=== EXERCISE MATERIAL ===
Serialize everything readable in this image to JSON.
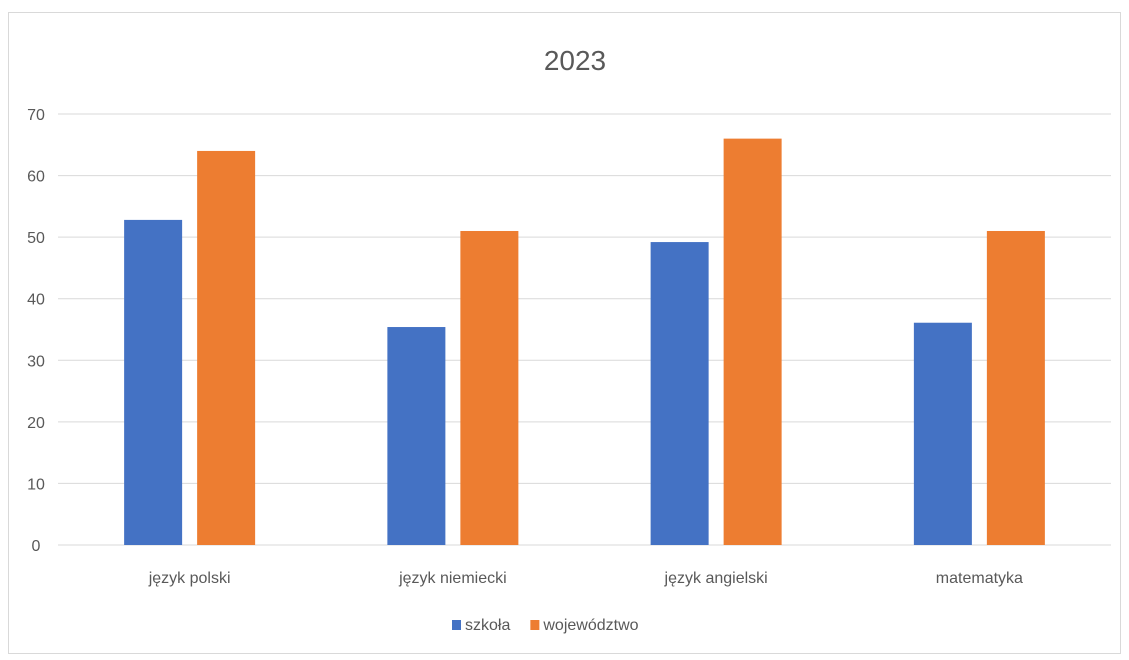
{
  "chart_data": {
    "type": "bar",
    "title": "2023",
    "xlabel": "",
    "ylabel": "",
    "categories": [
      "język polski",
      "język niemiecki",
      "język angielski",
      "matematyka"
    ],
    "series": [
      {
        "name": "szkoła",
        "color": "#4472C4",
        "values": [
          52.8,
          35.4,
          49.2,
          36.1
        ]
      },
      {
        "name": "województwo",
        "color": "#ED7D31",
        "values": [
          64,
          51,
          66,
          51
        ]
      }
    ],
    "ylim": [
      0,
      70
    ],
    "yticks": [
      "0",
      "10",
      "20",
      "30",
      "40",
      "50",
      "60",
      "70"
    ],
    "grid": true,
    "legend_position": "bottom"
  }
}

=== GOAL OF THE EXERCISE ===
Exclude all images and restate the records above word for word.

=== SOLUTION FOR THIS TASK ===
Serialize everything readable in this image to JSON.
{
  "chart_data": {
    "type": "bar",
    "title": "2023",
    "xlabel": "",
    "ylabel": "",
    "categories": [
      "język polski",
      "język niemiecki",
      "język angielski",
      "matematyka"
    ],
    "series": [
      {
        "name": "szkoła",
        "color": "#4472C4",
        "values": [
          52.8,
          35.4,
          49.2,
          36.1
        ]
      },
      {
        "name": "województwo",
        "color": "#ED7D31",
        "values": [
          64,
          51,
          66,
          51
        ]
      }
    ],
    "ylim": [
      0,
      70
    ],
    "yticks": [
      "0",
      "10",
      "20",
      "30",
      "40",
      "50",
      "60",
      "70"
    ],
    "grid": true,
    "legend_position": "bottom"
  }
}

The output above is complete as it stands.